Data entries:
[start]
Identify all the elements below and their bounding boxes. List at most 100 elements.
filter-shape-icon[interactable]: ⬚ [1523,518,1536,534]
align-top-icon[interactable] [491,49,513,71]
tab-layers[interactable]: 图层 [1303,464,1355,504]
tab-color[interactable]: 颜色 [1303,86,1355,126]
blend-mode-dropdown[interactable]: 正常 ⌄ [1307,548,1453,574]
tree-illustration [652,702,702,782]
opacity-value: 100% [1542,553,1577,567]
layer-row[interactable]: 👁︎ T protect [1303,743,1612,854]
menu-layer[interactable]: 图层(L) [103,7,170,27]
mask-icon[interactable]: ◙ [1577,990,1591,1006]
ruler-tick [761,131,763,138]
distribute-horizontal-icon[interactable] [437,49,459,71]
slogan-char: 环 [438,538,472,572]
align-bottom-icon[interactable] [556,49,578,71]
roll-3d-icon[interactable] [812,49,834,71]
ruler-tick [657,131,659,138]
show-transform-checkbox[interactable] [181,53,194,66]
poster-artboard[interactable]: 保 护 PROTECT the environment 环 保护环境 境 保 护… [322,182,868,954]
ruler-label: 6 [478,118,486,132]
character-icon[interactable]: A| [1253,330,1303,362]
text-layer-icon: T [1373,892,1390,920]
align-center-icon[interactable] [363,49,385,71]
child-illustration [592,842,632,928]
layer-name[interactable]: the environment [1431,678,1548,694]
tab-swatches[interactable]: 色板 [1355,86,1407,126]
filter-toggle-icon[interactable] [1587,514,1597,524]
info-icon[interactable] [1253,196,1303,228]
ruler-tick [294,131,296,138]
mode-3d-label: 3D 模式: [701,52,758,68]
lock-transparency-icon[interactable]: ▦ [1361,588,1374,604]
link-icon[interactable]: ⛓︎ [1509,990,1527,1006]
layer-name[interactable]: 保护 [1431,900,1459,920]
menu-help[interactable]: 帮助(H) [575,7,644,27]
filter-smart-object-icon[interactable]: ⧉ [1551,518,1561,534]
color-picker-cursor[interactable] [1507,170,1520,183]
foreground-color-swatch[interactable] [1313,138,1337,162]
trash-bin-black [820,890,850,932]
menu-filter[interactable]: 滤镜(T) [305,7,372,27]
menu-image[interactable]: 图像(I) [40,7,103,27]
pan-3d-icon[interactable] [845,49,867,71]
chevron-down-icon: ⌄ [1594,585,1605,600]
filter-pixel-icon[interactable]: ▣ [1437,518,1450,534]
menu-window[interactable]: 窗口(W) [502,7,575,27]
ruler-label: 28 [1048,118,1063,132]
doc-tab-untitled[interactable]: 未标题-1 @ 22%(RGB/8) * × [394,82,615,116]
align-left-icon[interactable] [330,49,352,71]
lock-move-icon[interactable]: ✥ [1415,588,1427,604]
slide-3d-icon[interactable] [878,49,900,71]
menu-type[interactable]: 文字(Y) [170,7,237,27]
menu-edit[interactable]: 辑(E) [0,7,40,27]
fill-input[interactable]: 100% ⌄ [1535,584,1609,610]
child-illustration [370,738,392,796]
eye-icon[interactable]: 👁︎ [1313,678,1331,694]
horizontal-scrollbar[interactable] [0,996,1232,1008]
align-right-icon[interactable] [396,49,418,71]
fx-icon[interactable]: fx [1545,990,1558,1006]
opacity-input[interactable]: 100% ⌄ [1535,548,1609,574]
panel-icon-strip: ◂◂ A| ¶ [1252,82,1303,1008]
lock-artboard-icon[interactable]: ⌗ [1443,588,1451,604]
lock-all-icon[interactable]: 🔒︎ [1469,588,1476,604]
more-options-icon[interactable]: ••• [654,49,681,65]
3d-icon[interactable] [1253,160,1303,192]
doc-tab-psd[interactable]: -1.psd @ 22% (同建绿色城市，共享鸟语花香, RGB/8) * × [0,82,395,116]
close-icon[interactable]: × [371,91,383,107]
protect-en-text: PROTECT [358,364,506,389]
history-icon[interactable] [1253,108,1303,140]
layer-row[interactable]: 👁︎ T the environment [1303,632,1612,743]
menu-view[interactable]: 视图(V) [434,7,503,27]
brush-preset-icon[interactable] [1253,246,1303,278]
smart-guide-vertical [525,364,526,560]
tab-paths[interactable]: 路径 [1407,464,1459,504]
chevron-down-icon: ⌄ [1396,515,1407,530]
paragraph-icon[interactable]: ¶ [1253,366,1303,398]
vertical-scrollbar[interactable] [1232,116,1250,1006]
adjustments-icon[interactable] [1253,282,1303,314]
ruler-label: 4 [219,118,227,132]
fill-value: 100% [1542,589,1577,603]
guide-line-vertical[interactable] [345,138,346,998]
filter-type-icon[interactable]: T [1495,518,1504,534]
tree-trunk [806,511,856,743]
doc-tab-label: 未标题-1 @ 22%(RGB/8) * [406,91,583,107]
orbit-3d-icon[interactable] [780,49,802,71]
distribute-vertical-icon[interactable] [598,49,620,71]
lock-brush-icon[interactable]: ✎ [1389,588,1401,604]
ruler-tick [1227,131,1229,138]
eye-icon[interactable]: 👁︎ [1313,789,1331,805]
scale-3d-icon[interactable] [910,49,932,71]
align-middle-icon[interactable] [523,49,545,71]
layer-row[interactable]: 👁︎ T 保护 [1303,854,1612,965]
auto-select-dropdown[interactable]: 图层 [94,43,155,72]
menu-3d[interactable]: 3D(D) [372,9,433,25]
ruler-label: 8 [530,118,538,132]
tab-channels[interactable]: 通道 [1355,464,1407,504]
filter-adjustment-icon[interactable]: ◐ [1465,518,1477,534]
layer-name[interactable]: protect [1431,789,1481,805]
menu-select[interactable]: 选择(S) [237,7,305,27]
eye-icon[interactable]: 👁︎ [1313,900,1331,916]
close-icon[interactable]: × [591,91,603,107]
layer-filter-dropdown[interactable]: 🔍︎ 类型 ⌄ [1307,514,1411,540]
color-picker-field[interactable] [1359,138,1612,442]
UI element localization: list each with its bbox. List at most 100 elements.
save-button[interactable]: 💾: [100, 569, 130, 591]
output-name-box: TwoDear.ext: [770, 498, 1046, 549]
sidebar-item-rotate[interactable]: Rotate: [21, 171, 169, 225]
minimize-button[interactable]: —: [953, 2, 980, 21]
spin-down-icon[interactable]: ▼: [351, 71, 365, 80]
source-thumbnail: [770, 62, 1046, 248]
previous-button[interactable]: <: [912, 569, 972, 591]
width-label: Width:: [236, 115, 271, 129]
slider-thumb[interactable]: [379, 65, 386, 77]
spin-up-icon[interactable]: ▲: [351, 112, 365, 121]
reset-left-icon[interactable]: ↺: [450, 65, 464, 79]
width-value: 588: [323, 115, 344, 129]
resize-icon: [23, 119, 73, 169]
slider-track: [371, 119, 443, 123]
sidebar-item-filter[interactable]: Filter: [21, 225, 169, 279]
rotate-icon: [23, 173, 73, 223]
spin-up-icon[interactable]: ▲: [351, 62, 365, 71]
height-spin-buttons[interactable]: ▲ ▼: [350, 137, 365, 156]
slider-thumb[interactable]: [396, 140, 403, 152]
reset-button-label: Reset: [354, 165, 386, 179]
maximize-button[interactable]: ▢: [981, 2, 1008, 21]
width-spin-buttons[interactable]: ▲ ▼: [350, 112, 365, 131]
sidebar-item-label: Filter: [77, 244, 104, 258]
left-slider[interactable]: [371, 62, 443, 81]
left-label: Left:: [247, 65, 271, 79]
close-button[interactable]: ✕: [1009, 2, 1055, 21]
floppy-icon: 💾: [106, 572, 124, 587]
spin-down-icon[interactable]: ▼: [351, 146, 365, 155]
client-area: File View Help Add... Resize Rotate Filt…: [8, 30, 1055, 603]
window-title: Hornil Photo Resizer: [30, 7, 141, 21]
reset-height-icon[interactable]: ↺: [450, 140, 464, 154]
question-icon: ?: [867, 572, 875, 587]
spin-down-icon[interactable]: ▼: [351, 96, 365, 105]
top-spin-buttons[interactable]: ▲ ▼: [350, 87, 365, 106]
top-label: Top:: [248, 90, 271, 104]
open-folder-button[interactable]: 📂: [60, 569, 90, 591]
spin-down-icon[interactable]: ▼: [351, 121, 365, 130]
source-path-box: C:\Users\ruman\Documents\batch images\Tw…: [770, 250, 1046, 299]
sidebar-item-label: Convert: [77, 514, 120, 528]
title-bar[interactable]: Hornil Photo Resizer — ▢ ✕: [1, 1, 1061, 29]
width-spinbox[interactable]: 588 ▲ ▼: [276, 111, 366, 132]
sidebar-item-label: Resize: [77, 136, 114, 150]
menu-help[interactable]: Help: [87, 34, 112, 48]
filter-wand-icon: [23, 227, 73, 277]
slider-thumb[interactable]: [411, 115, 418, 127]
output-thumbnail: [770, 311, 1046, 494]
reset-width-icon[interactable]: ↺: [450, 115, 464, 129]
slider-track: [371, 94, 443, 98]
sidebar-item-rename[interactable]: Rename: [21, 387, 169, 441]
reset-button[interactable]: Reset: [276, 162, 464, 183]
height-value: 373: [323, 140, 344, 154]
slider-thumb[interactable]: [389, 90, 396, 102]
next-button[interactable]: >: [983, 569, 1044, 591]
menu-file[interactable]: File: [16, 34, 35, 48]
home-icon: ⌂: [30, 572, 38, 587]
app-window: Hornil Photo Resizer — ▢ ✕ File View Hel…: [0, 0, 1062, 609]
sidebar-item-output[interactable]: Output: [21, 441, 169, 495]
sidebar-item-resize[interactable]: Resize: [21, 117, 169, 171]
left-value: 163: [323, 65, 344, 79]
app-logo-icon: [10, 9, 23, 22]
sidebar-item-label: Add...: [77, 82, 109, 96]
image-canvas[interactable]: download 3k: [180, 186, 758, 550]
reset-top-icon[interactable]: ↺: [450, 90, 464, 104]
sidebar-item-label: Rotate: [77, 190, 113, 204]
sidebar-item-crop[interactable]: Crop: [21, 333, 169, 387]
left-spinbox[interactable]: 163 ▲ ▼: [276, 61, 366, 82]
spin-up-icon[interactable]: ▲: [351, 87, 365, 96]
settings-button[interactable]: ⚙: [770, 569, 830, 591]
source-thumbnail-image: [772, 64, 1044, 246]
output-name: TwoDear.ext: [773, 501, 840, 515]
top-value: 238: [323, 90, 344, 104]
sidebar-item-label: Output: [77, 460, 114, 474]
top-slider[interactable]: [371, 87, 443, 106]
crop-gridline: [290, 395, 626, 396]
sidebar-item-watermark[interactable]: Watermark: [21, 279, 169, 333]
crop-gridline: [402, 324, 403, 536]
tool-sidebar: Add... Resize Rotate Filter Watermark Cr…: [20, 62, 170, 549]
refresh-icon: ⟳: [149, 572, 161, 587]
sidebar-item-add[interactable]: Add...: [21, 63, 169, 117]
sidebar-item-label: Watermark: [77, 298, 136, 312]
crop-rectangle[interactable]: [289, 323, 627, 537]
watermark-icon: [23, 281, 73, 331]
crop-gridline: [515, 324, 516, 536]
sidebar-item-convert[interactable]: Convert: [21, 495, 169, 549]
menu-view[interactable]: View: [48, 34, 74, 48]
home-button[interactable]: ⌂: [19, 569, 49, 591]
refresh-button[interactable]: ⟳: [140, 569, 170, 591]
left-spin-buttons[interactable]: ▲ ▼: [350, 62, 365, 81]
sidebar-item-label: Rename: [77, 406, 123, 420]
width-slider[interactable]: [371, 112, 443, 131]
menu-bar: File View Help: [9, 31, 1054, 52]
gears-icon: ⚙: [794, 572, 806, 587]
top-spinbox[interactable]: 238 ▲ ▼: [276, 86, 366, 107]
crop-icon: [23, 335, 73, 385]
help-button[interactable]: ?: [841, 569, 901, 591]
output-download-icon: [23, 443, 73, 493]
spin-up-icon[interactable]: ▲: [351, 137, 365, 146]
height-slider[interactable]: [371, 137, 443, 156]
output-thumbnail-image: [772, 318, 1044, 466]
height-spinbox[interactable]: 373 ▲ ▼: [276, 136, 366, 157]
[end]
= WHAT IS BEING ASKED =
Output every line from the start of the records through the line containing "layer-name[interactable]: the environment", inclusive, with no changes.

= WORKED SOLUTION =
Identify all the elements below and their bounding boxes. List at most 100 elements.
filter-shape-icon[interactable]: ⬚ [1523,518,1536,534]
align-top-icon[interactable] [491,49,513,71]
tab-layers[interactable]: 图层 [1303,464,1355,504]
tab-color[interactable]: 颜色 [1303,86,1355,126]
blend-mode-dropdown[interactable]: 正常 ⌄ [1307,548,1453,574]
tree-illustration [652,702,702,782]
opacity-value: 100% [1542,553,1577,567]
layer-row[interactable]: 👁︎ T protect [1303,743,1612,854]
menu-layer[interactable]: 图层(L) [103,7,170,27]
mask-icon[interactable]: ◙ [1577,990,1591,1006]
ruler-tick [761,131,763,138]
distribute-horizontal-icon[interactable] [437,49,459,71]
slogan-char: 环 [438,538,472,572]
align-bottom-icon[interactable] [556,49,578,71]
roll-3d-icon[interactable] [812,49,834,71]
ruler-tick [657,131,659,138]
show-transform-checkbox[interactable] [181,53,194,66]
poster-artboard[interactable]: 保 护 PROTECT the environment 环 保护环境 境 保 护… [322,182,868,954]
ruler-label: 6 [478,118,486,132]
character-icon[interactable]: A| [1253,330,1303,362]
text-layer-icon: T [1373,892,1390,920]
align-center-icon[interactable] [363,49,385,71]
child-illustration [592,842,632,928]
layer-name[interactable]: the environment [1431,678,1548,694]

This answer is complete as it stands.